* SHORT TASK: Copy out every line in which the string "Sofia" occurs.

* RECORDS FOR THE TASK:
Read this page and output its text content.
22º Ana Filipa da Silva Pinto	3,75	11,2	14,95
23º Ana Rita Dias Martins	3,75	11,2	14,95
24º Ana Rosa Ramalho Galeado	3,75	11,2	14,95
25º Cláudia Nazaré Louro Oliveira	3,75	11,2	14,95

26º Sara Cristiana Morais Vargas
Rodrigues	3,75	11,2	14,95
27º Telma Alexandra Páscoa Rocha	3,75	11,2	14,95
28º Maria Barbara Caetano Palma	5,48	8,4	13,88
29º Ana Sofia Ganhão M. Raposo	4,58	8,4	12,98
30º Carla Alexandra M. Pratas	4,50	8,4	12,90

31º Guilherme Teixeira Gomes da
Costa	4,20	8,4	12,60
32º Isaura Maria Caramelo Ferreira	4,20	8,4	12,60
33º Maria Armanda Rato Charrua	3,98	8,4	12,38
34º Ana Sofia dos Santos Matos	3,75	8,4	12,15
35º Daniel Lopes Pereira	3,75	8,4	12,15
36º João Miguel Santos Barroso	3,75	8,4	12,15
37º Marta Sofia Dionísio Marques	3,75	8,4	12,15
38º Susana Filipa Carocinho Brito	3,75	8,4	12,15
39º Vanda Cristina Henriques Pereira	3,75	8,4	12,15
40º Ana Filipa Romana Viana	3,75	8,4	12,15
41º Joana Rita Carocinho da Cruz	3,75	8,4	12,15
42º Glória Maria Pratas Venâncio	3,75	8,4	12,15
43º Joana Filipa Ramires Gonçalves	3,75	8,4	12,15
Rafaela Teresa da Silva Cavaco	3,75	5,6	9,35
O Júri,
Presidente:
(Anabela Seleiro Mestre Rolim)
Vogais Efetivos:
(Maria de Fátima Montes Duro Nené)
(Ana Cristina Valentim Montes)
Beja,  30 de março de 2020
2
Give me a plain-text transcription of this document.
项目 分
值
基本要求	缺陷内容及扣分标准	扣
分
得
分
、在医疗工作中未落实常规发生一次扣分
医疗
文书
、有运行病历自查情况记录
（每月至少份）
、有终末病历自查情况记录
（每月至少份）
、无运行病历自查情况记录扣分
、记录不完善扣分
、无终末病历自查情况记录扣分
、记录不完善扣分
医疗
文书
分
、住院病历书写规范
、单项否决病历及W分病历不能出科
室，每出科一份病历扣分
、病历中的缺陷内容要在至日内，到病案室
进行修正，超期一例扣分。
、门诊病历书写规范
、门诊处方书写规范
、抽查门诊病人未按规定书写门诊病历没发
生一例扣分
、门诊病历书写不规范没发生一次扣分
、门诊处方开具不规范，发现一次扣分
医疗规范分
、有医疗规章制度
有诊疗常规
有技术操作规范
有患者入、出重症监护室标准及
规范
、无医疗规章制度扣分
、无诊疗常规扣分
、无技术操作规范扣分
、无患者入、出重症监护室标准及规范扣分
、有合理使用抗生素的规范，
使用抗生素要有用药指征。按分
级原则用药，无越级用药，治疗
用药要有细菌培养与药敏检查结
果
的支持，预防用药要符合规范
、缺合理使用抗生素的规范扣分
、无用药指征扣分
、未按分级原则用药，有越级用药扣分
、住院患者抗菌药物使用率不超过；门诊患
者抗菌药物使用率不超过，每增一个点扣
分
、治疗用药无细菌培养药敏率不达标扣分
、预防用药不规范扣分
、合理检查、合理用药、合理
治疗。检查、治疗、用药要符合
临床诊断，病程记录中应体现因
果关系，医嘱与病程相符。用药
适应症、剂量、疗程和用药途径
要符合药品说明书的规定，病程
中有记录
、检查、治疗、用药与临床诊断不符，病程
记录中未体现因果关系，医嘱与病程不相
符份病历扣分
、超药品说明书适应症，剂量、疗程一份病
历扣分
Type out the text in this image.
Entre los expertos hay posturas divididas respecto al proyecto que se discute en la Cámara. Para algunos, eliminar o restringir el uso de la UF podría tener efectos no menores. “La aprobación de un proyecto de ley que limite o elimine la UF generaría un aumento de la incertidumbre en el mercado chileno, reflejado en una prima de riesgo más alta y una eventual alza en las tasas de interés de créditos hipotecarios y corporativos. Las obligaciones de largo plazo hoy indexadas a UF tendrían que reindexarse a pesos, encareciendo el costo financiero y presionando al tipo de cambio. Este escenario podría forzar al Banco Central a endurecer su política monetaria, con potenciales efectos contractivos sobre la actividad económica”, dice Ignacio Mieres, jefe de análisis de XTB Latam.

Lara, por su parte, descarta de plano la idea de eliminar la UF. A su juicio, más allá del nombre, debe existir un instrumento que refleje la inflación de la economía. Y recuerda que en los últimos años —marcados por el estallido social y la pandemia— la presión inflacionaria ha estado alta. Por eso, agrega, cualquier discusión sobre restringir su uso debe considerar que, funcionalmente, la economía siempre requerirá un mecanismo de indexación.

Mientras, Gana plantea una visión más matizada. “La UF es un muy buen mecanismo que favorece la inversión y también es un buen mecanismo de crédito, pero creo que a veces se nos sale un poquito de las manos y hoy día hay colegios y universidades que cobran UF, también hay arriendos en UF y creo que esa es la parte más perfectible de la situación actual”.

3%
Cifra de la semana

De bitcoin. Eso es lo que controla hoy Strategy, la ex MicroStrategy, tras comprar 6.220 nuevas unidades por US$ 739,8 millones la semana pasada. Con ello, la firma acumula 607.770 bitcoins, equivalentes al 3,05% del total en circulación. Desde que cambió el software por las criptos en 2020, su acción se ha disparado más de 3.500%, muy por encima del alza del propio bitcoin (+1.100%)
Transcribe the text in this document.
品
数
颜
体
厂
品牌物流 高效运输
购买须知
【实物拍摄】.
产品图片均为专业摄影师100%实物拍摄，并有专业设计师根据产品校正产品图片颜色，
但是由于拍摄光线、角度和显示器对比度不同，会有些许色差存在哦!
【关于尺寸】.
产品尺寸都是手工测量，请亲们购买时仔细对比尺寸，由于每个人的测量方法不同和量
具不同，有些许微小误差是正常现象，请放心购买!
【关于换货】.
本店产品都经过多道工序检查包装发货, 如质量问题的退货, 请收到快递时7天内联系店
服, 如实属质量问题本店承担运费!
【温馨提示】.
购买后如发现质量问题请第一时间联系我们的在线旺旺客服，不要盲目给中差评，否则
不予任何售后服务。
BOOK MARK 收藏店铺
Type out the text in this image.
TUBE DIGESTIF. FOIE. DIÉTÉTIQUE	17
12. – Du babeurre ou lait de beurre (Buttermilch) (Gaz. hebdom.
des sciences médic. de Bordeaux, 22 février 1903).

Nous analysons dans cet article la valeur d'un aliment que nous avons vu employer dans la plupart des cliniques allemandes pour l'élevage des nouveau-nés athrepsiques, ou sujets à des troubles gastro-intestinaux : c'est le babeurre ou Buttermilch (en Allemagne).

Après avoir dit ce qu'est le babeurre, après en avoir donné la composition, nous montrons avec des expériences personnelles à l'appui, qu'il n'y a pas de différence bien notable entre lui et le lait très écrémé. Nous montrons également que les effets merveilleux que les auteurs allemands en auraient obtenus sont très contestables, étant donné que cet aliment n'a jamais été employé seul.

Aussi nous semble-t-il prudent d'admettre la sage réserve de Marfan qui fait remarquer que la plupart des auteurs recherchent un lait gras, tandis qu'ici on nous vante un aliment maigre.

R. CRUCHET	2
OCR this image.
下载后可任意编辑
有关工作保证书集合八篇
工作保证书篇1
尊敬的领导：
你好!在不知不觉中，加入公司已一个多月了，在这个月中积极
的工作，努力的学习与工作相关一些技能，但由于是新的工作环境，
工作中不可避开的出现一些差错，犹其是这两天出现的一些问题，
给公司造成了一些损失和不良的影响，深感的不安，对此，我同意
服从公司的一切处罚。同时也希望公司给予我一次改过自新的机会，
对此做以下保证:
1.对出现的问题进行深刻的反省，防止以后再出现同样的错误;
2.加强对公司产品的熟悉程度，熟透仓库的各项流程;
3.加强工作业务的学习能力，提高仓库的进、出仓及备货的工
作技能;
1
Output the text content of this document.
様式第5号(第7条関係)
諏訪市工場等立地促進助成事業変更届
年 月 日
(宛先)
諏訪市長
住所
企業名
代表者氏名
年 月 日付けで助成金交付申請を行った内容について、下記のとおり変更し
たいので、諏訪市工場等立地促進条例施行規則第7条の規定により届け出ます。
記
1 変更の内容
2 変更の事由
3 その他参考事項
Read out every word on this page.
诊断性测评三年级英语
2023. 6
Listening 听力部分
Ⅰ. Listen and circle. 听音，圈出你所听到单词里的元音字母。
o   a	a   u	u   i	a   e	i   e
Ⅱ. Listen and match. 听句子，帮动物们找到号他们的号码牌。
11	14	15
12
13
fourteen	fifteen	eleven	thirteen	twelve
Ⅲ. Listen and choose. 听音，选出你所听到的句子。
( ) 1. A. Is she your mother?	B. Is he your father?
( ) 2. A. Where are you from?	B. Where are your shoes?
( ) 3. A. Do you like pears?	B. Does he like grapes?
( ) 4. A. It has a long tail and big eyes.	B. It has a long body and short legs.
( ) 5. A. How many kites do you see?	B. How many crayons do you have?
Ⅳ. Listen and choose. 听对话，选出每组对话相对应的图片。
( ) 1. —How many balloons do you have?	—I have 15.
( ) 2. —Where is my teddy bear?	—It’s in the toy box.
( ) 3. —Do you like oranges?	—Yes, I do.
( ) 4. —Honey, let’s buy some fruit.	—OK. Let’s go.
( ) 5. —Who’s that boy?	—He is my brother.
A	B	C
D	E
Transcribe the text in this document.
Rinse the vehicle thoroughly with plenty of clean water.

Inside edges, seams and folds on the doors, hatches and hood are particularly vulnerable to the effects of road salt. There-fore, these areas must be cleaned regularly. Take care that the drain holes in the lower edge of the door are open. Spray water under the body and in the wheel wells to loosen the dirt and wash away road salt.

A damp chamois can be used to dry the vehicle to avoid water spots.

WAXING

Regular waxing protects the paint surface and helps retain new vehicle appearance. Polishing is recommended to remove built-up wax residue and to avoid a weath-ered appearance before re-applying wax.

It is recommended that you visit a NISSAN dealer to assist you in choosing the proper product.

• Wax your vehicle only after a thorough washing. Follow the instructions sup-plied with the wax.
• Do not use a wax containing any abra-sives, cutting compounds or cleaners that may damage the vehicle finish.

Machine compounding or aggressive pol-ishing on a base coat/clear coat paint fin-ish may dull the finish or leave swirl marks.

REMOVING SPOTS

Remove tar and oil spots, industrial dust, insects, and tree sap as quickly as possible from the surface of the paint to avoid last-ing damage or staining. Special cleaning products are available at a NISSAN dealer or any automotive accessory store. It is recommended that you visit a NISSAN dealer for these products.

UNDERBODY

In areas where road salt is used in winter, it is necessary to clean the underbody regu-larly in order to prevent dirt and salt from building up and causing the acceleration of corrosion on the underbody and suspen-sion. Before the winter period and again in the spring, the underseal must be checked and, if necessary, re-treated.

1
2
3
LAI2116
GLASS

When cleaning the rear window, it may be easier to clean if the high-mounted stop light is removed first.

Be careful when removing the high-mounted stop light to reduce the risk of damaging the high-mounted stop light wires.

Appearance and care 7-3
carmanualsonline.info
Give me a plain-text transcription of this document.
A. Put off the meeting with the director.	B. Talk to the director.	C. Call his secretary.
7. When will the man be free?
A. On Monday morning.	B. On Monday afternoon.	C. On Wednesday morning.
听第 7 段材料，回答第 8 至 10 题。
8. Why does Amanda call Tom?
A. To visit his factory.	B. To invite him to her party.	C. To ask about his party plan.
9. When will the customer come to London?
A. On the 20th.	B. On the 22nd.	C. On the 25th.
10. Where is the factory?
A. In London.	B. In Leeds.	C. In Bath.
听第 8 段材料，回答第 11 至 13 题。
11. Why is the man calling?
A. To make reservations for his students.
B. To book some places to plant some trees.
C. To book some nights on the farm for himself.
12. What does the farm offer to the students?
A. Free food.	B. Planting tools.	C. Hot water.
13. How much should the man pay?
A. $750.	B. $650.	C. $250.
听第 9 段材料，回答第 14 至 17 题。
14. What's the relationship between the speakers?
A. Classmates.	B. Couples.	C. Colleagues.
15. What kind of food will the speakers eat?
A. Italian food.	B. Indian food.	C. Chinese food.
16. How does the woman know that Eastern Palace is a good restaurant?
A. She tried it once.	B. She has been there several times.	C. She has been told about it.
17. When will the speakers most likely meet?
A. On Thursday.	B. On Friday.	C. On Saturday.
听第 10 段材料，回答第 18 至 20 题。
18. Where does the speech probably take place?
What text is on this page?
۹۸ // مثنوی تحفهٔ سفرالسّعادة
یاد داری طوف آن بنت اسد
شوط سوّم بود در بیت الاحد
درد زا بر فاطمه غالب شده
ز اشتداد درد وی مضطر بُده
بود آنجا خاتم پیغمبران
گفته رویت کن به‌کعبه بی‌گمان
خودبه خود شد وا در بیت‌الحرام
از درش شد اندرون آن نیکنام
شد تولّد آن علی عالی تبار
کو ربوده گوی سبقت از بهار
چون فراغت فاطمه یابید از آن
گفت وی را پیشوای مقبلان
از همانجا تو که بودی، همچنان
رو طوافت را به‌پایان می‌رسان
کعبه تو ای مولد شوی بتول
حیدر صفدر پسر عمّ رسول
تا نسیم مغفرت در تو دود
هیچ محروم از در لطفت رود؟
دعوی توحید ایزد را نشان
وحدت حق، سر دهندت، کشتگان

* SOLUTION FOR THIS TASK:
29º Ana Sofia Ganhão M. Raposo	4,58	8,4	12,98
34º Ana Sofia dos Santos Matos	3,75	8,4	12,15
37º Marta Sofia Dionísio Marques	3,75	8,4	12,15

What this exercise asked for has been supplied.